[Data records]
════════════════
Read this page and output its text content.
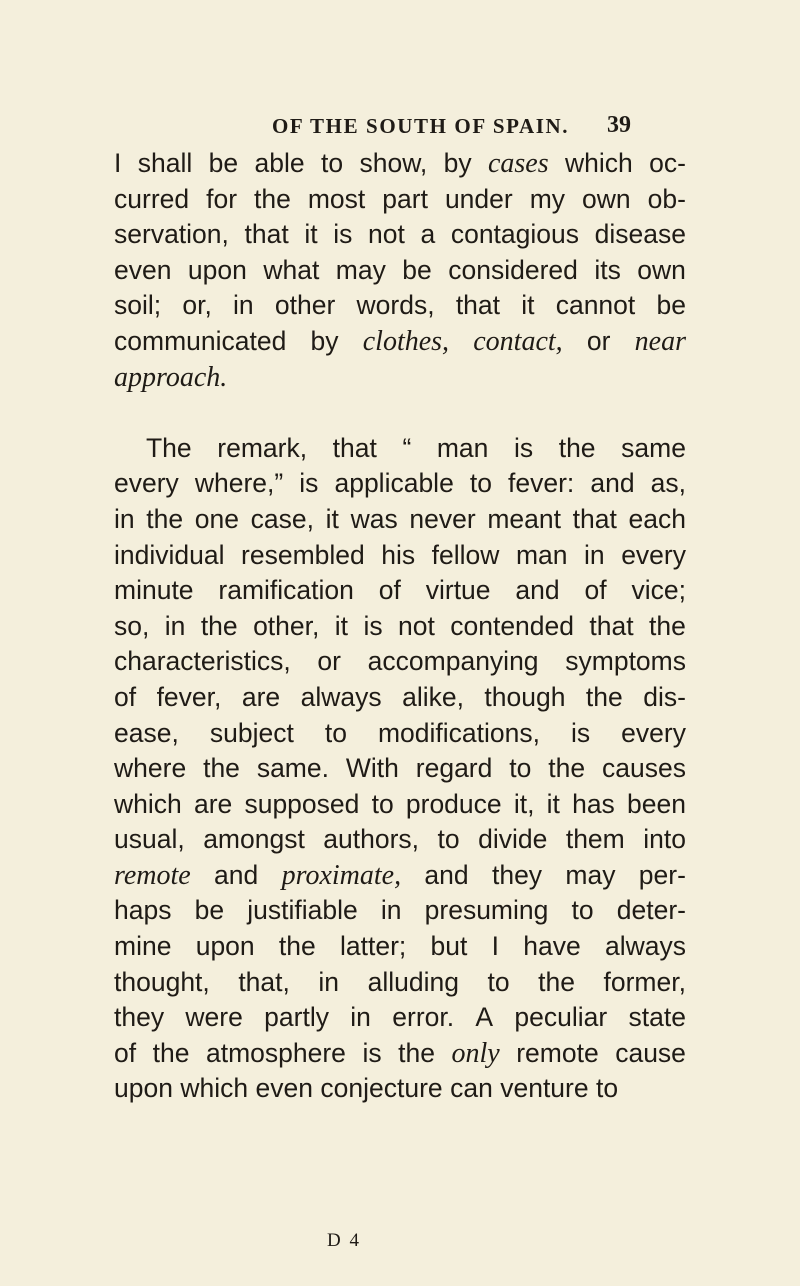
OF THE SOUTH OF SPAIN. 39
I shall be able to show, by cases which oc-
curred for the most part under my own ob-
servation, that it is not a contagious disease
even upon what may be considered its own
soil; or, in other words, that it cannot be
communicated by clothes, contact, or near
approach.
The remark, that “ man is the same
every where,” is applicable to fever: and as,
in the one case, it was never meant that each
individual resembled his fellow man in every
minute ramification of virtue and of vice;
so, in the other, it is not contended that the
characteristics, or accompanying symptoms
of fever, are always alike, though the dis-
ease, subject to modifications, is every
where the same. With regard to the causes
which are supposed to produce it, it has been
usual, amongst authors, to divide them into
remote and proximate, and they may per-
haps be justifiable in presuming to deter-
mine upon the latter; but I have always
thought, that, in alluding to the former,
they were partly in error. A peculiar state
of the atmosphere is the only remote cause
upon which even conjecture can venture to
D 4
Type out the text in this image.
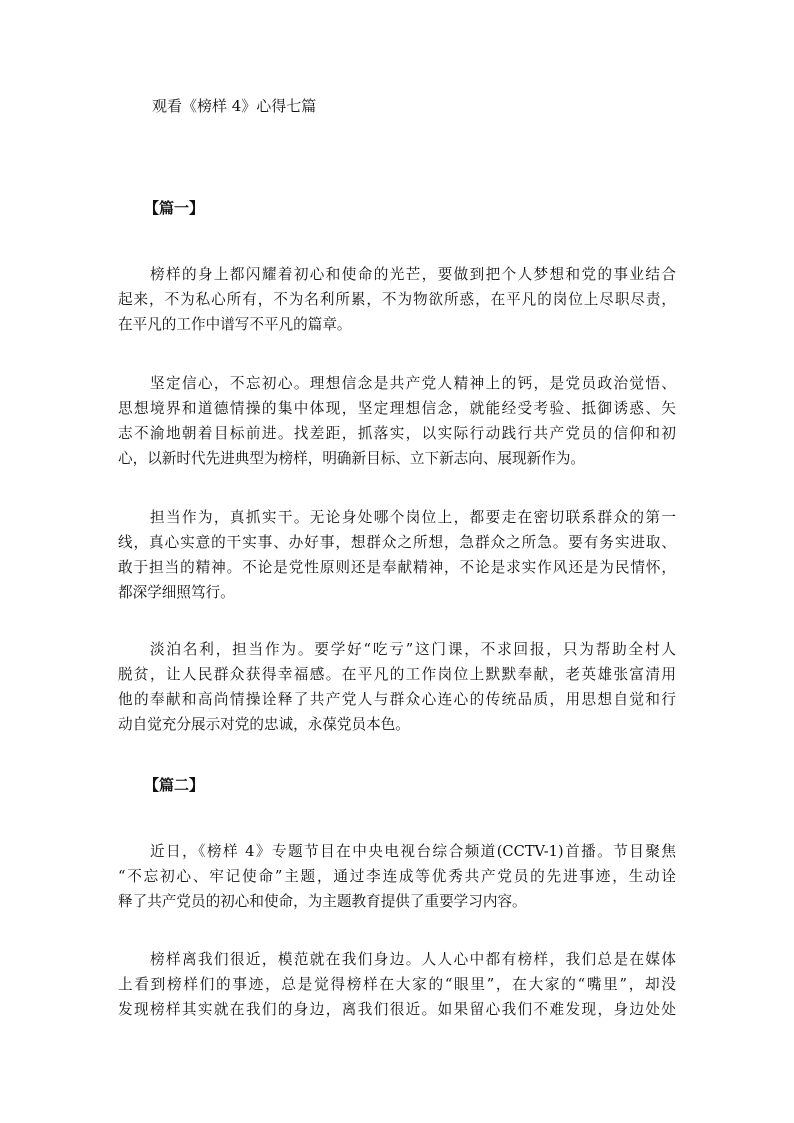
观看《榜样 4》心得七篇
【篇一】
榜样的身上都闪耀着初心和使命的光芒，要做到把个人梦想和党的事业结合
起来，不为私心所有，不为名利所累，不为物欲所惑，在平凡的岗位上尽职尽责，
在平凡的工作中谱写不平凡的篇章。
坚定信心，不忘初心。理想信念是共产党人精神上的钙，是党员政治觉悟、
思想境界和道德情操的集中体现，坚定理想信念，就能经受考验、抵御诱惑、矢
志不渝地朝着目标前进。找差距，抓落实，以实际行动践行共产党员的信仰和初
心，以新时代先进典型为榜样，明确新目标、立下新志向、展现新作为。
担当作为，真抓实干。无论身处哪个岗位上，都要走在密切联系群众的第一
线，真心实意的干实事、办好事，想群众之所想，急群众之所急。要有务实进取、
敢于担当的精神。不论是党性原则还是奉献精神，不论是求实作风还是为民情怀，
都深学细照笃行。
淡泊名利，担当作为。要学好“吃亏”这门课，不求回报，只为帮助全村人
脱贫，让人民群众获得幸福感。在平凡的工作岗位上默默奉献，老英雄张富清用
他的奉献和高尚情操诠释了共产党人与群众心连心的传统品质，用思想自觉和行
动自觉充分展示对党的忠诚，永葆党员本色。
【篇二】
近日，《榜样 4》专题节目在中央电视台综合频道(CCTV-1)首播。节目聚焦
“不忘初心、牢记使命”主题，通过李连成等优秀共产党员的先进事迹，生动诠
释了共产党员的初心和使命，为主题教育提供了重要学习内容。
榜样离我们很近，模范就在我们身边。人人心中都有榜样，我们总是在媒体
上看到榜样们的事迹，总是觉得榜样在大家的“眼里”，在大家的“嘴里”，却没
发现榜样其实就在我们的身边，离我们很近。如果留心我们不难发现，身边处处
════════════════
■ **REQUIRED TASK**
Print the full listing exactly, dropping the pictures.

■ **EXERCISE RESPONSE**
Read this page and output its text content.
OF THE SOUTH OF SPAIN. 39
I shall be able to show, by cases which oc-
curred for the most part under my own ob-
servation, that it is not a contagious disease
even upon what may be considered its own
soil; or, in other words, that it cannot be
communicated by clothes, contact, or near
approach.
The remark, that “ man is the same
every where,” is applicable to fever: and as,
in the one case, it was never meant that each
individual resembled his fellow man in every
minute ramification of virtue and of vice;
so, in the other, it is not contended that the
characteristics, or accompanying symptoms
of fever, are always alike, though the dis-
ease, subject to modifications, is every
where the same. With regard to the causes
which are supposed to produce it, it has been
usual, amongst authors, to divide them into
remote and proximate, and they may per-
haps be justifiable in presuming to deter-
mine upon the latter; but I have always
thought, that, in alluding to the former,
they were partly in error. A peculiar state
of the atmosphere is the only remote cause
upon which even conjecture can venture to
D 4
Type out the text in this image.
观看《榜样 4》心得七篇
【篇一】
榜样的身上都闪耀着初心和使命的光芒，要做到把个人梦想和党的事业结合
起来，不为私心所有，不为名利所累，不为物欲所惑，在平凡的岗位上尽职尽责，
在平凡的工作中谱写不平凡的篇章。
坚定信心，不忘初心。理想信念是共产党人精神上的钙，是党员政治觉悟、
思想境界和道德情操的集中体现，坚定理想信念，就能经受考验、抵御诱惑、矢
志不渝地朝着目标前进。找差距，抓落实，以实际行动践行共产党员的信仰和初
心，以新时代先进典型为榜样，明确新目标、立下新志向、展现新作为。
担当作为，真抓实干。无论身处哪个岗位上，都要走在密切联系群众的第一
线，真心实意的干实事、办好事，想群众之所想，急群众之所急。要有务实进取、
敢于担当的精神。不论是党性原则还是奉献精神，不论是求实作风还是为民情怀，
都深学细照笃行。
淡泊名利，担当作为。要学好“吃亏”这门课，不求回报，只为帮助全村人
脱贫，让人民群众获得幸福感。在平凡的工作岗位上默默奉献，老英雄张富清用
他的奉献和高尚情操诠释了共产党人与群众心连心的传统品质，用思想自觉和行
动自觉充分展示对党的忠诚，永葆党员本色。
【篇二】
近日，《榜样 4》专题节目在中央电视台综合频道(CCTV-1)首播。节目聚焦
“不忘初心、牢记使命”主题，通过李连成等优秀共产党员的先进事迹，生动诠
释了共产党员的初心和使命，为主题教育提供了重要学习内容。
榜样离我们很近，模范就在我们身边。人人心中都有榜样，我们总是在媒体
上看到榜样们的事迹，总是觉得榜样在大家的“眼里”，在大家的“嘴里”，却没
发现榜样其实就在我们的身边，离我们很近。如果留心我们不难发现，身边处处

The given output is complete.